### INFORMATION GIVEN ###
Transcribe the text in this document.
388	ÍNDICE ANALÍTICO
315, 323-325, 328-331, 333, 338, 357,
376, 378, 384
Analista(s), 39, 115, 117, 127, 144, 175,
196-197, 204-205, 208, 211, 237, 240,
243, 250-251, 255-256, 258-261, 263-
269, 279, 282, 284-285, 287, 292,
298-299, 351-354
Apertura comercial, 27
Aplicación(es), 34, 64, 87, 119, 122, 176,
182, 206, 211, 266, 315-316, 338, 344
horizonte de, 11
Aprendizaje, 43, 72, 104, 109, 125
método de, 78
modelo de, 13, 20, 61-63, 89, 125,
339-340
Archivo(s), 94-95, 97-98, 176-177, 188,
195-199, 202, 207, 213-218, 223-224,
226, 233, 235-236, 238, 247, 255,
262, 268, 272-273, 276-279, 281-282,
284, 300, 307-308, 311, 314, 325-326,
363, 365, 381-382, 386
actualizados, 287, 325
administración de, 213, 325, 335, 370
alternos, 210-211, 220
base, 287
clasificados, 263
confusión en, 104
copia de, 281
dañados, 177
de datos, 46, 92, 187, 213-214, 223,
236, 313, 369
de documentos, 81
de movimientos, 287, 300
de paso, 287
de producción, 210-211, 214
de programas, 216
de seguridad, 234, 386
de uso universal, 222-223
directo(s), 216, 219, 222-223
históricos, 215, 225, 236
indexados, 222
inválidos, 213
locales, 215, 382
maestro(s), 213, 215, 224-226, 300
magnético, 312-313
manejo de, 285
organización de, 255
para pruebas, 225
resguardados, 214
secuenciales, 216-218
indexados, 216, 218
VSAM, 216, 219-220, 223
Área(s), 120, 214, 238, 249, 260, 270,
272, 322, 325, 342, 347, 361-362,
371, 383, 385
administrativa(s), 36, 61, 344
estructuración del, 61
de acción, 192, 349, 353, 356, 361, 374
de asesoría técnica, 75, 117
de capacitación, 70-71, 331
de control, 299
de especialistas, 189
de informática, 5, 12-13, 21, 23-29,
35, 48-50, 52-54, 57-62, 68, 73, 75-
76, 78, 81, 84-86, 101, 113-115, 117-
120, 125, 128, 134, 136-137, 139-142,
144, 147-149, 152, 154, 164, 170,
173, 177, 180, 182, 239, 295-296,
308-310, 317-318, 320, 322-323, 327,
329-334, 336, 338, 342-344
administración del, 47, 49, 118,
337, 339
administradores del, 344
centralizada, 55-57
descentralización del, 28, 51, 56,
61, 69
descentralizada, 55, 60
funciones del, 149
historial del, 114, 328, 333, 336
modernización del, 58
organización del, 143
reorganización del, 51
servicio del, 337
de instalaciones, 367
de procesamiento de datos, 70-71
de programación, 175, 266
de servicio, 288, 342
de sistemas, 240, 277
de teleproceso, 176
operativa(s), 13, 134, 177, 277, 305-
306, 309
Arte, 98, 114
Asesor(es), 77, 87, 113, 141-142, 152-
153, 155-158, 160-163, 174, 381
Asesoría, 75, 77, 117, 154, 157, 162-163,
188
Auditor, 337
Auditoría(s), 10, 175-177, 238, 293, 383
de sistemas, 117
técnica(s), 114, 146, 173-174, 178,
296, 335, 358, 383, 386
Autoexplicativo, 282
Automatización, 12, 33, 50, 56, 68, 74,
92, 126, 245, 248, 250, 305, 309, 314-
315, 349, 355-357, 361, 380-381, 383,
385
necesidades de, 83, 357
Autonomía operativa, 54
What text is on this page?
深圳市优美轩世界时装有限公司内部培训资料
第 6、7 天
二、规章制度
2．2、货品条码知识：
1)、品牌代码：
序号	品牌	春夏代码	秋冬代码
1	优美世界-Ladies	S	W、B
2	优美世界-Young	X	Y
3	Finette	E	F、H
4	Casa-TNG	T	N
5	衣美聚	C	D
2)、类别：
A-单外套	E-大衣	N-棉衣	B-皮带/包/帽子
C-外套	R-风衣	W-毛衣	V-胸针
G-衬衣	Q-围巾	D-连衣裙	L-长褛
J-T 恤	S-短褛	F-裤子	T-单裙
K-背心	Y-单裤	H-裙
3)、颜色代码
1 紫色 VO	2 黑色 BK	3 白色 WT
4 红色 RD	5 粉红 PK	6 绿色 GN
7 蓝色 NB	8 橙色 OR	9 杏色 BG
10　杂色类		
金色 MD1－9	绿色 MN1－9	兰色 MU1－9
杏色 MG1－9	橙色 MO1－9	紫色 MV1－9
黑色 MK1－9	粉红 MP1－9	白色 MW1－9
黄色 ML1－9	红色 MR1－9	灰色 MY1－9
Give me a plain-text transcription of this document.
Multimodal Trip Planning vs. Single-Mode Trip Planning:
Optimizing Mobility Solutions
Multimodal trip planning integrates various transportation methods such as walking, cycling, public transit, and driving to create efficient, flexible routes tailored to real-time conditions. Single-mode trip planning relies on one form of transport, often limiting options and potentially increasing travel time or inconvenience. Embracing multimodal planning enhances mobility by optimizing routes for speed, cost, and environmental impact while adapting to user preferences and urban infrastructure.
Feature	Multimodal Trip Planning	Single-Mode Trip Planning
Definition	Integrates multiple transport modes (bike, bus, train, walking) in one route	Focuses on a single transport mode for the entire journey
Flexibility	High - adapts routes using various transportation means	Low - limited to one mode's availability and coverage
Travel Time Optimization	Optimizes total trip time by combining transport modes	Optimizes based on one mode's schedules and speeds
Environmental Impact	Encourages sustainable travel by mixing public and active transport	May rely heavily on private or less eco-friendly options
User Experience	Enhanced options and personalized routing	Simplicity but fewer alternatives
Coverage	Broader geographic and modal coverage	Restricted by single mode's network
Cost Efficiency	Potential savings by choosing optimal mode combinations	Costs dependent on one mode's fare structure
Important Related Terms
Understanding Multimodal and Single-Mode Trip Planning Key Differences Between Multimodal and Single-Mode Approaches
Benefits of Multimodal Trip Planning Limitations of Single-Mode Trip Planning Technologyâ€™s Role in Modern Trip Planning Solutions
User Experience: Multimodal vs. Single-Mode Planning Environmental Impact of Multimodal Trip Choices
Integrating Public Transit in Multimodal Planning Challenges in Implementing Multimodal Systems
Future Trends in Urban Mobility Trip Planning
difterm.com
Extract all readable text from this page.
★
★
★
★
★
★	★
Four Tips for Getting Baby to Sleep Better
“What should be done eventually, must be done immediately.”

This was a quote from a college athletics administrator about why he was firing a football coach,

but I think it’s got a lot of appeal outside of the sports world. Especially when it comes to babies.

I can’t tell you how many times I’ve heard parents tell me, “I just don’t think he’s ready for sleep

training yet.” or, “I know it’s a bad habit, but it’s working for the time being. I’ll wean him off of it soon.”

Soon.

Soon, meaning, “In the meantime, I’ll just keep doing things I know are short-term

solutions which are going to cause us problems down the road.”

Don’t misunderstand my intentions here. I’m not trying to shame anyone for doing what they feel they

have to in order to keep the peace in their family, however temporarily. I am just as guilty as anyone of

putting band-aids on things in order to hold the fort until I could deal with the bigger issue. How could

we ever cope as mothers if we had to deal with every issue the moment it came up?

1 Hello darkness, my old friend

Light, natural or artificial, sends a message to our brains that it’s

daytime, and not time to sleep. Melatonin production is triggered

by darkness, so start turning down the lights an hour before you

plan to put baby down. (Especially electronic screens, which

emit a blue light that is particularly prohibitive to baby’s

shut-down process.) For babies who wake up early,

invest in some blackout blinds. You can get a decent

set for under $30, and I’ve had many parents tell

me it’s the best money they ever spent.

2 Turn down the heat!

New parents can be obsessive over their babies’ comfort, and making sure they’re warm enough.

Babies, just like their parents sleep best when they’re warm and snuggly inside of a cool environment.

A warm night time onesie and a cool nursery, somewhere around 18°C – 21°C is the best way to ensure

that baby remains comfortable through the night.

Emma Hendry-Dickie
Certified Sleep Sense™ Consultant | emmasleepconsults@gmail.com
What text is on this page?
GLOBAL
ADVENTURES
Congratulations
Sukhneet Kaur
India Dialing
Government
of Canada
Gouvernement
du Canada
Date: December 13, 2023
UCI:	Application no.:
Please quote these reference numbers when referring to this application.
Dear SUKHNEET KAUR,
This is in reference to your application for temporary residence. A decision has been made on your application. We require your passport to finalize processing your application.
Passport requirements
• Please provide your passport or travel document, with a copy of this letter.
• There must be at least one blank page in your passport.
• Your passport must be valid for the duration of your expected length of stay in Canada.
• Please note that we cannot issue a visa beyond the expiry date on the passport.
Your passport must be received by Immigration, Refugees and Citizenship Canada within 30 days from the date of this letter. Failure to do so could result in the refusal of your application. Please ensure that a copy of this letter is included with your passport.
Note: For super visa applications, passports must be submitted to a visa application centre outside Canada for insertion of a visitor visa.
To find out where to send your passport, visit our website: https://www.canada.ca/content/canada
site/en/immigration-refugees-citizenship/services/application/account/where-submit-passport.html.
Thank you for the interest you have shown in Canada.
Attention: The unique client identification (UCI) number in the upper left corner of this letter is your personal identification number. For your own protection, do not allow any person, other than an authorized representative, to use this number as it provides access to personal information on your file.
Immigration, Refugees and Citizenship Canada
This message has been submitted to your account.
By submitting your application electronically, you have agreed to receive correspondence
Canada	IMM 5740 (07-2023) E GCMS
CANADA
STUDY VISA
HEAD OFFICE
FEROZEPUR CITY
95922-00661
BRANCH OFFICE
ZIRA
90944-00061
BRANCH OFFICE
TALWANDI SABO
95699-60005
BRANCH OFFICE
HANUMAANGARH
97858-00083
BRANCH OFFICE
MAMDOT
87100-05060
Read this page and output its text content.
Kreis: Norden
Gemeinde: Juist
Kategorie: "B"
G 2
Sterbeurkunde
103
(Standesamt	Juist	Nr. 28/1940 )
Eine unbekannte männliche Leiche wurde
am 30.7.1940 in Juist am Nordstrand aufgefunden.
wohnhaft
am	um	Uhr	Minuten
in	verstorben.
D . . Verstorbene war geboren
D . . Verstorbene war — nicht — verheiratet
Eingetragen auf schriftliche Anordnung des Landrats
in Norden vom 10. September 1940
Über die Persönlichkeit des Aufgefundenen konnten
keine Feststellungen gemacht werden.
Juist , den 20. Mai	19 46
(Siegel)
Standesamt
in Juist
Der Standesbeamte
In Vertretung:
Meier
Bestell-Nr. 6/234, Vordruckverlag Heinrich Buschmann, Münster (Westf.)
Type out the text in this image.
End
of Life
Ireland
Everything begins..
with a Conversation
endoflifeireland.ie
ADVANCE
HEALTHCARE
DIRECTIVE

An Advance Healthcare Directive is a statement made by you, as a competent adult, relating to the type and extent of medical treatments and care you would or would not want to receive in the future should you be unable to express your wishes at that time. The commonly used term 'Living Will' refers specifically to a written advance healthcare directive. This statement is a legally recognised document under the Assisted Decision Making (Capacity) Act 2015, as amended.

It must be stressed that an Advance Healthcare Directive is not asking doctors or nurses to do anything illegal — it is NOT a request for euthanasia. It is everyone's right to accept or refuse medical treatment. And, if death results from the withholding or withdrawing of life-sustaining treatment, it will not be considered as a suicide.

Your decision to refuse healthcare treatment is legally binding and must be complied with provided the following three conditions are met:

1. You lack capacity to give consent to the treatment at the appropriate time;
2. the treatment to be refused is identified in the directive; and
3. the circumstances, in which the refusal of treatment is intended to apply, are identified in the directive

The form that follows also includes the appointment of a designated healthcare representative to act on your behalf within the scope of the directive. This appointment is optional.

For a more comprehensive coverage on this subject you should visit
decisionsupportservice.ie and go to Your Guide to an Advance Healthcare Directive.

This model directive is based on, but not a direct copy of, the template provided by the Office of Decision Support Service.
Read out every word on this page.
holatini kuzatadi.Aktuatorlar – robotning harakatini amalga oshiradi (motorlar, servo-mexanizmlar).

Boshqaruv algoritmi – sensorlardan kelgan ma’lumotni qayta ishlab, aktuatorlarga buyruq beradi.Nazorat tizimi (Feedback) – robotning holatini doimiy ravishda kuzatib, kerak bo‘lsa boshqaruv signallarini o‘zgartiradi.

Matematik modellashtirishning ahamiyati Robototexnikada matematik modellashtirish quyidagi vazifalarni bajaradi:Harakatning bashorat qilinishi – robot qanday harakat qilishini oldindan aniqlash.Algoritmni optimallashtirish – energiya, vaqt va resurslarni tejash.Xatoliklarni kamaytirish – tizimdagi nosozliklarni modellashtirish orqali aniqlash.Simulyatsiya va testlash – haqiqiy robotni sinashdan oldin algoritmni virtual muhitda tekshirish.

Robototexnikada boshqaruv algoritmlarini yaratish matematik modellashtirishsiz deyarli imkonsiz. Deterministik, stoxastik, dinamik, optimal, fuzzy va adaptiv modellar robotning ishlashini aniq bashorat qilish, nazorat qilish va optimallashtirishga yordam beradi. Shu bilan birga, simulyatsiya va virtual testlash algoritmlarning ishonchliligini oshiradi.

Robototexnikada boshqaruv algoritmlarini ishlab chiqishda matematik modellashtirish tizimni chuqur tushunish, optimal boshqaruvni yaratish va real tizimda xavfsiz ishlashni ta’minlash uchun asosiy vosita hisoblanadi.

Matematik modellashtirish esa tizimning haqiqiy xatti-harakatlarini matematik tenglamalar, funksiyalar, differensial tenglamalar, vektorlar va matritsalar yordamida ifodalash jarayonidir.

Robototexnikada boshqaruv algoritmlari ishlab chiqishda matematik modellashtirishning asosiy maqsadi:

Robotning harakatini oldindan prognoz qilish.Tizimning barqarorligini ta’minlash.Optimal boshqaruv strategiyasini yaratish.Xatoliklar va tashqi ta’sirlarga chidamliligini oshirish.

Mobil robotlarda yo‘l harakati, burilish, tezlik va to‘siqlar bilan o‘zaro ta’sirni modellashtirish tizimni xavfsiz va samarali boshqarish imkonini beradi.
###
[EXERCISE DESCRIPTION]: In the records above, how many lines hold the string "letter"? Reply with only the number.

[OUTPUT FOR THIS TASK]: 3